[Extracted data entries]

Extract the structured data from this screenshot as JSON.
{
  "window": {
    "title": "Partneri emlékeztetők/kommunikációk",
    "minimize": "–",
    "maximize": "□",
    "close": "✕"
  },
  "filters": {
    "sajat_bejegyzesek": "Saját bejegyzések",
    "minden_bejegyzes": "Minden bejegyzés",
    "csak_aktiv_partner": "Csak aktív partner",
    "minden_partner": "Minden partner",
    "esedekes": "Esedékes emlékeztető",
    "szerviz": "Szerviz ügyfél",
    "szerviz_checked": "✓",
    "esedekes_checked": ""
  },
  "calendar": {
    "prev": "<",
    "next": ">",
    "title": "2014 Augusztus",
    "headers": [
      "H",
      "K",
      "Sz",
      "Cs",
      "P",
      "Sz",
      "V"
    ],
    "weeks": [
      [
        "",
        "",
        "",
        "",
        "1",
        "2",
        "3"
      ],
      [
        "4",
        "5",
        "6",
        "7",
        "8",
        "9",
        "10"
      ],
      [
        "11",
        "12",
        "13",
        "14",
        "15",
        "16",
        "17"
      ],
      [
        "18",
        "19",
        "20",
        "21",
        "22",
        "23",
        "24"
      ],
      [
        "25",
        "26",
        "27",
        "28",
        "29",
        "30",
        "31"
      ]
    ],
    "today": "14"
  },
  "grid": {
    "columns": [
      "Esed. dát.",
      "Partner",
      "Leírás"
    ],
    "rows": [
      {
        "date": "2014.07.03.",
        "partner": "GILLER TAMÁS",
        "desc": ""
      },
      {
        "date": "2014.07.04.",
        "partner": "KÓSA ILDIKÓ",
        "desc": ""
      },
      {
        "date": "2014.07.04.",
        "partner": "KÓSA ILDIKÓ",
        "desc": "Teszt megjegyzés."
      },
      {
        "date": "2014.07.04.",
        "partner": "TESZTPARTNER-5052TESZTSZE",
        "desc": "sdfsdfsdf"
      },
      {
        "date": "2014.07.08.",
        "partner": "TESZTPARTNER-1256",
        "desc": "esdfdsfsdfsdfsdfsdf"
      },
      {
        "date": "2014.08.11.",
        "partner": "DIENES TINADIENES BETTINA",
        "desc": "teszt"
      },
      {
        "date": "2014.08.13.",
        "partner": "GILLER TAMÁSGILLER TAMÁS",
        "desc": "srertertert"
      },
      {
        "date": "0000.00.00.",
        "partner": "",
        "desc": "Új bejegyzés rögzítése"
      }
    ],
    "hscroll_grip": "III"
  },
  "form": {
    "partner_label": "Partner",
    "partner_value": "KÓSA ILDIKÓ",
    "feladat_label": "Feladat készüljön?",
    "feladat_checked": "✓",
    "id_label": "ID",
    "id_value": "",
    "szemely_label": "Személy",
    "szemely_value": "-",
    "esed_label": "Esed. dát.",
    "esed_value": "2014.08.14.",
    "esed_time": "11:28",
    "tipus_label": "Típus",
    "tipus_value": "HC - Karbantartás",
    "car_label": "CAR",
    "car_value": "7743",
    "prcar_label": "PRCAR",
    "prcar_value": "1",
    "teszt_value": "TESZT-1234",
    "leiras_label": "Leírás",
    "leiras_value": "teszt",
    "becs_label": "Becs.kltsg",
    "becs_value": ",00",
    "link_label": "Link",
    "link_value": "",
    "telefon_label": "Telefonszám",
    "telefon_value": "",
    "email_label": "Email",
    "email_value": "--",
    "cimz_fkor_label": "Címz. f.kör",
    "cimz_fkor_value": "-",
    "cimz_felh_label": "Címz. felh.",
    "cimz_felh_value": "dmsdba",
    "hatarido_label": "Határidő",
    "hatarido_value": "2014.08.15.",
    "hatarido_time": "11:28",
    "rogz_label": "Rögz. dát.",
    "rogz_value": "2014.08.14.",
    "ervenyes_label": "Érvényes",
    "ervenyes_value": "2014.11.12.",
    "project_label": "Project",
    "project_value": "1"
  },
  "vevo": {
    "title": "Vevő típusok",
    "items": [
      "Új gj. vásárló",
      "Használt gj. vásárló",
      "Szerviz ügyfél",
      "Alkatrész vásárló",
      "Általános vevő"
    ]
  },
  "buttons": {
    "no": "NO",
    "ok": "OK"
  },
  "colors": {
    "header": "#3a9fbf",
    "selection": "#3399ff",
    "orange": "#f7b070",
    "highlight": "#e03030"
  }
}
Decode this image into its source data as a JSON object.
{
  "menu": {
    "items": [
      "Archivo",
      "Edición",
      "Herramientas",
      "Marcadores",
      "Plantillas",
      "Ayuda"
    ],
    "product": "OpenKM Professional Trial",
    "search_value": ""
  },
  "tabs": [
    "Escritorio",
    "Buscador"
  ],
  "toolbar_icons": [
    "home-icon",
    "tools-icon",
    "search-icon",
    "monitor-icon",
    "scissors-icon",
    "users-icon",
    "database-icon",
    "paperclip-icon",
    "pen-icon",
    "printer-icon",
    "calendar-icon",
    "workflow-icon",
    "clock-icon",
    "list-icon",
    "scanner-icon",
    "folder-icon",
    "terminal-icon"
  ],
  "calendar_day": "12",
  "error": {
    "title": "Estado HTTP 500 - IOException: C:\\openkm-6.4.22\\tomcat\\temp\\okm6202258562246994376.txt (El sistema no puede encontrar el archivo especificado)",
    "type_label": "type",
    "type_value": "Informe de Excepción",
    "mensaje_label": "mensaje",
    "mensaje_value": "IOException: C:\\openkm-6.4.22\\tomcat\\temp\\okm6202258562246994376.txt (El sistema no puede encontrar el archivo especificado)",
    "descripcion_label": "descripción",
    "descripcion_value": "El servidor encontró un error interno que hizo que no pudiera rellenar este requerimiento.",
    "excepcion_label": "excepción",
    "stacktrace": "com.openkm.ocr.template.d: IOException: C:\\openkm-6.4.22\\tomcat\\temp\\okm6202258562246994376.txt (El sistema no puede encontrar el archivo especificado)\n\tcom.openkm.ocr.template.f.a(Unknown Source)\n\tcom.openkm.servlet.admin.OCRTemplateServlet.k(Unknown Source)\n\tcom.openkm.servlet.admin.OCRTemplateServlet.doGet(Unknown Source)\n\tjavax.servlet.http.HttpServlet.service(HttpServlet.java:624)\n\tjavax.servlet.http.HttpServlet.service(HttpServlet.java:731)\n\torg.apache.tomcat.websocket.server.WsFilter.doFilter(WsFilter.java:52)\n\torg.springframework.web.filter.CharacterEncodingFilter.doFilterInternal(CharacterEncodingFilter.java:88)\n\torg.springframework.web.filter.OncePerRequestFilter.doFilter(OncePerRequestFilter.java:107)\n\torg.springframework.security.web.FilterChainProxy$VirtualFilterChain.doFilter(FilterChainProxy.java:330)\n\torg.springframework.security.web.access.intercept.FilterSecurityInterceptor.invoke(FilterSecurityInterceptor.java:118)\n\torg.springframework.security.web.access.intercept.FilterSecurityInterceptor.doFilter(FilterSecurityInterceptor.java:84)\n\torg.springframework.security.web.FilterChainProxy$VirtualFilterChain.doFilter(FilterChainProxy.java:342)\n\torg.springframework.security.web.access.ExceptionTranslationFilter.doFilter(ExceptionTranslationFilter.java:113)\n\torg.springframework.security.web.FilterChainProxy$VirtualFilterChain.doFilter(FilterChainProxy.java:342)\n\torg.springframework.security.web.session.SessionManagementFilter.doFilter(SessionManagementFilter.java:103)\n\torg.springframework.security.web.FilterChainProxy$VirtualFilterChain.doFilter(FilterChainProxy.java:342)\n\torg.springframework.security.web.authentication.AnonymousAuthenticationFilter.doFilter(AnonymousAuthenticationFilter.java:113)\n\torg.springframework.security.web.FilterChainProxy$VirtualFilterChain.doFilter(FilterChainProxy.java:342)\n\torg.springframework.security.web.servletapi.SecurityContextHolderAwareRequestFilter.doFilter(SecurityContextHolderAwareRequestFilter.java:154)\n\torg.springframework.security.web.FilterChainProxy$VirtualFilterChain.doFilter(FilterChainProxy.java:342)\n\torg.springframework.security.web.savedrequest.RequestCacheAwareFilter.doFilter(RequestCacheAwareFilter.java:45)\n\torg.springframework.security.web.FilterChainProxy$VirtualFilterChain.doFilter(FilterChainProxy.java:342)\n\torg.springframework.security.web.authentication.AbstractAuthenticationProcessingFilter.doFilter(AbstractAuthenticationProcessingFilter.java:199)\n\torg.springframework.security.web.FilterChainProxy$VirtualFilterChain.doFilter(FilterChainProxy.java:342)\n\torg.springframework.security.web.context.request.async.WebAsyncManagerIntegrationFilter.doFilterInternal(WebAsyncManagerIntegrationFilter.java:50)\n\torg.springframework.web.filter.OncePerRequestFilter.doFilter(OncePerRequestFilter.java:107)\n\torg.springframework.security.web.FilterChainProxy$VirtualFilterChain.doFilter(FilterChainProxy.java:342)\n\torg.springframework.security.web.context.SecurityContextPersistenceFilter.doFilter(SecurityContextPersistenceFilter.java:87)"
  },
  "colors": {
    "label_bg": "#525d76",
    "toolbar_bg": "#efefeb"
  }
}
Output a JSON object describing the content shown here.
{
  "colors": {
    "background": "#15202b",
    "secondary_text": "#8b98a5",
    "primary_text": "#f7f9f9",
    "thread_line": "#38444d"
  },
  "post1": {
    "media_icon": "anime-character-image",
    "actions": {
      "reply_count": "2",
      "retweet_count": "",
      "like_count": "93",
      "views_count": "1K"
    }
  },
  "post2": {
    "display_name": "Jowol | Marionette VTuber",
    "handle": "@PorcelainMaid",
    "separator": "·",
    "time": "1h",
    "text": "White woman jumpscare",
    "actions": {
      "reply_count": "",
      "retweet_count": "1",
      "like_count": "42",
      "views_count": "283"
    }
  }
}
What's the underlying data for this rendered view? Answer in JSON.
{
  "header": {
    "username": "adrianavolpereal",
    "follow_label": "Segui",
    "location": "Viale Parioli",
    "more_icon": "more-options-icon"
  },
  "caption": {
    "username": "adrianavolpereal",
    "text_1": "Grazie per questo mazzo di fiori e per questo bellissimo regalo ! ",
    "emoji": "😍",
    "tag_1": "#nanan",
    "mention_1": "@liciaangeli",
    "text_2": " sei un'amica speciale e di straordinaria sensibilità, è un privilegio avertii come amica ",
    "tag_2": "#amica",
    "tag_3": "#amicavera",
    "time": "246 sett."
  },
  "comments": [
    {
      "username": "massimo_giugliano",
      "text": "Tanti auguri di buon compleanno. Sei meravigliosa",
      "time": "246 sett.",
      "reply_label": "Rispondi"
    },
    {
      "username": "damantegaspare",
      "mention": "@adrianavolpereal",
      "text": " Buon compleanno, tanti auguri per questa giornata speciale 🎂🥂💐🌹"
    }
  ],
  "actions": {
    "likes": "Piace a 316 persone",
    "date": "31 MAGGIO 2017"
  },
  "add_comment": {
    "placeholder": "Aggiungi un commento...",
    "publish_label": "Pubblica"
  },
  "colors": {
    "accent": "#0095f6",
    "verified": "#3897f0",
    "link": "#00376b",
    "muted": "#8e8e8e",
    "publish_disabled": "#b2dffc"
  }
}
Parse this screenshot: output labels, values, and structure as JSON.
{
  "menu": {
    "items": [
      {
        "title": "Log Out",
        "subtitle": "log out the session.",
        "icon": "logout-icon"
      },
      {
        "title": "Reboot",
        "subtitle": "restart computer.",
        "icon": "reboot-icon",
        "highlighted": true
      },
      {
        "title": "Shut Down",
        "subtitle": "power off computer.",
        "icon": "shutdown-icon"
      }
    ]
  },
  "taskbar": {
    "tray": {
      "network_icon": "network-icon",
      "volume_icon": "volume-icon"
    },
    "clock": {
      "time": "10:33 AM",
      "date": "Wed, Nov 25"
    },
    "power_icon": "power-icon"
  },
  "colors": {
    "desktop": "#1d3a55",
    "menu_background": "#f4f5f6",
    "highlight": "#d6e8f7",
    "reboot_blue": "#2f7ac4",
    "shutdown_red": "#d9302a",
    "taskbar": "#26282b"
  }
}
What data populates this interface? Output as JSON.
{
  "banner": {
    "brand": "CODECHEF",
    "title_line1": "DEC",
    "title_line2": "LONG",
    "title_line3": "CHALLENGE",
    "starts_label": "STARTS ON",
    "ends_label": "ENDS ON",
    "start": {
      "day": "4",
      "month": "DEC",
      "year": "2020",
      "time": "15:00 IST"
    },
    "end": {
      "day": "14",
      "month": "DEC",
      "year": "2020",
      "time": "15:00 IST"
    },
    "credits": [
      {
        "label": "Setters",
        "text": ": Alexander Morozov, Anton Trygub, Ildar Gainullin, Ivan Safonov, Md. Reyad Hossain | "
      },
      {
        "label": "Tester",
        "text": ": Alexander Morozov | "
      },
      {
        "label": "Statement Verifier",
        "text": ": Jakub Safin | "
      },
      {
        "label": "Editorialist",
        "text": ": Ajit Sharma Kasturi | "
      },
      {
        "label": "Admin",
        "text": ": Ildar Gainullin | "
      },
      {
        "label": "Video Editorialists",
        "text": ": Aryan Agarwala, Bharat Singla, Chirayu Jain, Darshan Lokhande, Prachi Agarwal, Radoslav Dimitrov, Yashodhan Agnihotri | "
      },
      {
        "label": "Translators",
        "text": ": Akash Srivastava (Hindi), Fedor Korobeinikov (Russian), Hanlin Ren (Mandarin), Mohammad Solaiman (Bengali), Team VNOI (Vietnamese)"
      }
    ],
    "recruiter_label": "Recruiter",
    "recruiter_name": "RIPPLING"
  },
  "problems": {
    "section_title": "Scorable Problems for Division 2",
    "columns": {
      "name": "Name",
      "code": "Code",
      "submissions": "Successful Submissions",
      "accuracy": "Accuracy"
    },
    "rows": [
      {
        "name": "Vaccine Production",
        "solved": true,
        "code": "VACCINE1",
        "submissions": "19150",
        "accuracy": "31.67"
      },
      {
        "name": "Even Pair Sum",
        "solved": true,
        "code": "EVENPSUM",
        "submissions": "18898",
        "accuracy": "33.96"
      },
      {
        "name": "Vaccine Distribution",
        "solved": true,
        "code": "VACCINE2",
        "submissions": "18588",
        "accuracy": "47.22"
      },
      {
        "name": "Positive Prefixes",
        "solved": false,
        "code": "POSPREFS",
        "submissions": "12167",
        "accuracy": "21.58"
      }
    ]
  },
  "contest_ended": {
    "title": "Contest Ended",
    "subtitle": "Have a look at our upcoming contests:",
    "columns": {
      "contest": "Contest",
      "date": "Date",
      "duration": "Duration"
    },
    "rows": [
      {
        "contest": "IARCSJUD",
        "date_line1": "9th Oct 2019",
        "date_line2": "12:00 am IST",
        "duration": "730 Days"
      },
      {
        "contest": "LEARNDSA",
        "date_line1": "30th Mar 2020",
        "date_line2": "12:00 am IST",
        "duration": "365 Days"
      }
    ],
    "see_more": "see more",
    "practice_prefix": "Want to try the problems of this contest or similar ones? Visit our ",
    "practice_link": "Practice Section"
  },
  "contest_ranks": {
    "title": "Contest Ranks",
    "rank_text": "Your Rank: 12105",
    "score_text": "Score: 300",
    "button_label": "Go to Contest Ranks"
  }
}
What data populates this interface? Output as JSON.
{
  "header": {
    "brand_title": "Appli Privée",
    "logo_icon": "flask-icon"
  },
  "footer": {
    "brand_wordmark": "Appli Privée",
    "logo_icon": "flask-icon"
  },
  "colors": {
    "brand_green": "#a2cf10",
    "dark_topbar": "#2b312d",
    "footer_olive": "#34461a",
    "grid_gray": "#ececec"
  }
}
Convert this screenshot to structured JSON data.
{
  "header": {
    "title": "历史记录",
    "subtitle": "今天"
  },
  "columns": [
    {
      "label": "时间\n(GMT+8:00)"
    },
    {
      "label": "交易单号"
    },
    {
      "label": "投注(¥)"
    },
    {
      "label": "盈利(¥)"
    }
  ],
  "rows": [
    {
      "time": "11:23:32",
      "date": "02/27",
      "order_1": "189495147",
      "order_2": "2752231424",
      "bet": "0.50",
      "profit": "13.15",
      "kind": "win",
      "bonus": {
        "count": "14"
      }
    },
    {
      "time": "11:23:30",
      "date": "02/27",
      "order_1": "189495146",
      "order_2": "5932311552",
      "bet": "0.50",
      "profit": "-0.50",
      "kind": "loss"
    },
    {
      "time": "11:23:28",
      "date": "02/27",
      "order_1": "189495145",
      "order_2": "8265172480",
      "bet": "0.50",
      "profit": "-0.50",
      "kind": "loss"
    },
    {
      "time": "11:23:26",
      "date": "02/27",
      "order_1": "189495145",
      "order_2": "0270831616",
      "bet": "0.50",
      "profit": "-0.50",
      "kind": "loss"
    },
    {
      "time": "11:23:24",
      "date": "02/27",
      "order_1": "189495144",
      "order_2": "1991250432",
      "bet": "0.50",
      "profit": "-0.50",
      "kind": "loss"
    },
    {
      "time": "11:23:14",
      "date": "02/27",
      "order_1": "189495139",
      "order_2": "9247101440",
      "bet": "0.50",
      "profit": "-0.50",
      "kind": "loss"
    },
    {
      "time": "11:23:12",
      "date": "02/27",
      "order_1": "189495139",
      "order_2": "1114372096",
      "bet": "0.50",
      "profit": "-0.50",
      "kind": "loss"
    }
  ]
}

Exercise directions
Wherever "Morozov" shows up in a line, copy that line.

Exercise result
        "text": ": Alexander Morozov, Anton Trygub, Ildar Gainullin, Ivan Safonov, Md. Reyad Hossain | "
        "text": ": Alexander Morozov | "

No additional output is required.